Exercise aim: Leave out the pictures and repeat every record exactly.

Figure dataset records
----------
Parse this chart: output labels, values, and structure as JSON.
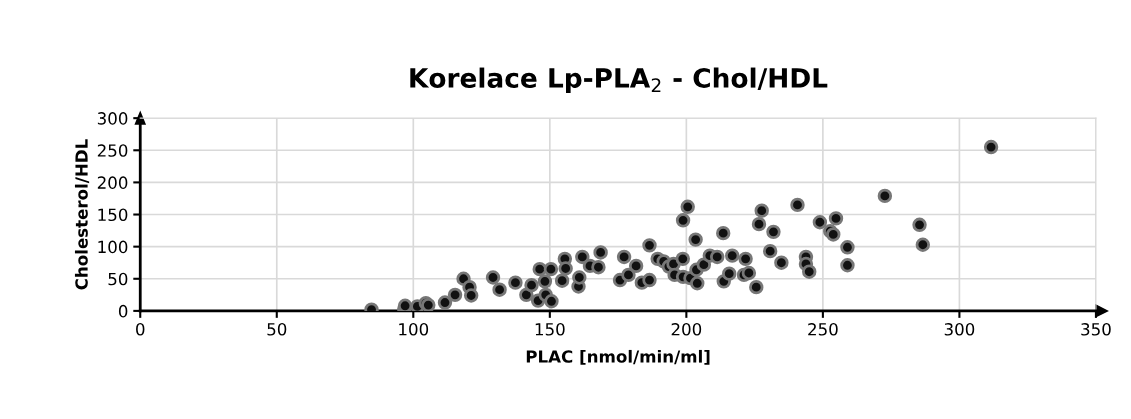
{
  "chart_data": {
    "type": "scatter",
    "title": "Korelace Lp-PLA$_{2}$ - Chol/HDL",
    "xlabel": "PLAC [nmol/min/ml]",
    "ylabel": "Cholesterol/HDL",
    "x": [
      84.7,
      96.7,
      97,
      101.5,
      104.6,
      105.5,
      111.6,
      115.3,
      118.4,
      120.6,
      121.2,
      129.2,
      131.6,
      137.4,
      141.4,
      143.3,
      145.7,
      146.3,
      148.2,
      148.5,
      150.6,
      150.4,
      154.5,
      155.5,
      155.8,
      160.5,
      160.8,
      161.9,
      164.7,
      167.8,
      168.6,
      175.7,
      177.2,
      178.8,
      181.6,
      183.7,
      186.5,
      186.5,
      189.5,
      191.7,
      193.6,
      195.3,
      195.7,
      198.7,
      198.8,
      198.8,
      200.5,
      201.5,
      203.4,
      203.7,
      204,
      206.4,
      208.6,
      211.3,
      213.5,
      213.7,
      215.7,
      216.8,
      221.1,
      221.7,
      222.9,
      225.6,
      226.6,
      227.6,
      230.7,
      231.9,
      234.8,
      240.7,
      243.8,
      243.8,
      245,
      248.9,
      252.7,
      253.8,
      254.8,
      259,
      259,
      272.7,
      285.4,
      286.6,
      311.6
    ],
    "values": [
      2,
      3,
      8,
      7,
      12,
      9,
      13,
      25,
      50,
      37,
      24,
      52,
      33,
      44,
      25,
      40,
      16,
      65,
      46,
      25,
      15,
      65,
      47,
      81,
      66,
      38,
      52,
      84,
      70,
      68,
      91,
      48,
      84,
      56,
      70,
      44,
      48,
      102,
      81,
      77,
      69,
      73,
      56,
      81,
      53,
      141,
      162,
      51,
      111,
      64,
      43,
      72,
      86,
      84,
      121,
      46,
      58,
      86,
      56,
      81,
      59,
      37,
      135,
      156,
      93,
      123,
      75,
      165,
      84,
      73,
      61,
      138,
      124,
      119,
      144,
      99,
      71,
      179,
      134,
      103,
      255
    ],
    "color": "#111111",
    "marker": "circle",
    "xlim": [
      0,
      350
    ],
    "ylim": [
      0,
      300
    ],
    "xticks": [
      0,
      50,
      100,
      150,
      200,
      250,
      300,
      350
    ],
    "yticks": [
      0,
      50,
      100,
      150,
      200,
      250,
      300
    ],
    "grid": true
  }
}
----------
Solution below:
Parse this chart: output labels, values, and structure as JSON.
{
  "chart_data": {
    "type": "scatter",
    "title": "Korelace Lp-PLA$_{2}$ - Chol/HDL",
    "xlabel": "PLAC [nmol/min/ml]",
    "ylabel": "Cholesterol/HDL",
    "x": [
      84.7,
      96.7,
      97,
      101.5,
      104.6,
      105.5,
      111.6,
      115.3,
      118.4,
      120.6,
      121.2,
      129.2,
      131.6,
      137.4,
      141.4,
      143.3,
      145.7,
      146.3,
      148.2,
      148.5,
      150.6,
      150.4,
      154.5,
      155.5,
      155.8,
      160.5,
      160.8,
      161.9,
      164.7,
      167.8,
      168.6,
      175.7,
      177.2,
      178.8,
      181.6,
      183.7,
      186.5,
      186.5,
      189.5,
      191.7,
      193.6,
      195.3,
      195.7,
      198.7,
      198.8,
      198.8,
      200.5,
      201.5,
      203.4,
      203.7,
      204,
      206.4,
      208.6,
      211.3,
      213.5,
      213.7,
      215.7,
      216.8,
      221.1,
      221.7,
      222.9,
      225.6,
      226.6,
      227.6,
      230.7,
      231.9,
      234.8,
      240.7,
      243.8,
      243.8,
      245,
      248.9,
      252.7,
      253.8,
      254.8,
      259,
      259,
      272.7,
      285.4,
      286.6,
      311.6
    ],
    "values": [
      2,
      3,
      8,
      7,
      12,
      9,
      13,
      25,
      50,
      37,
      24,
      52,
      33,
      44,
      25,
      40,
      16,
      65,
      46,
      25,
      15,
      65,
      47,
      81,
      66,
      38,
      52,
      84,
      70,
      68,
      91,
      48,
      84,
      56,
      70,
      44,
      48,
      102,
      81,
      77,
      69,
      73,
      56,
      81,
      53,
      141,
      162,
      51,
      111,
      64,
      43,
      72,
      86,
      84,
      121,
      46,
      58,
      86,
      56,
      81,
      59,
      37,
      135,
      156,
      93,
      123,
      75,
      165,
      84,
      73,
      61,
      138,
      124,
      119,
      144,
      99,
      71,
      179,
      134,
      103,
      255
    ],
    "color": "#111111",
    "marker": "circle",
    "xlim": [
      0,
      350
    ],
    "ylim": [
      0,
      300
    ],
    "xticks": [
      0,
      50,
      100,
      150,
      200,
      250,
      300,
      350
    ],
    "yticks": [
      0,
      50,
      100,
      150,
      200,
      250,
      300
    ],
    "grid": true
  }
}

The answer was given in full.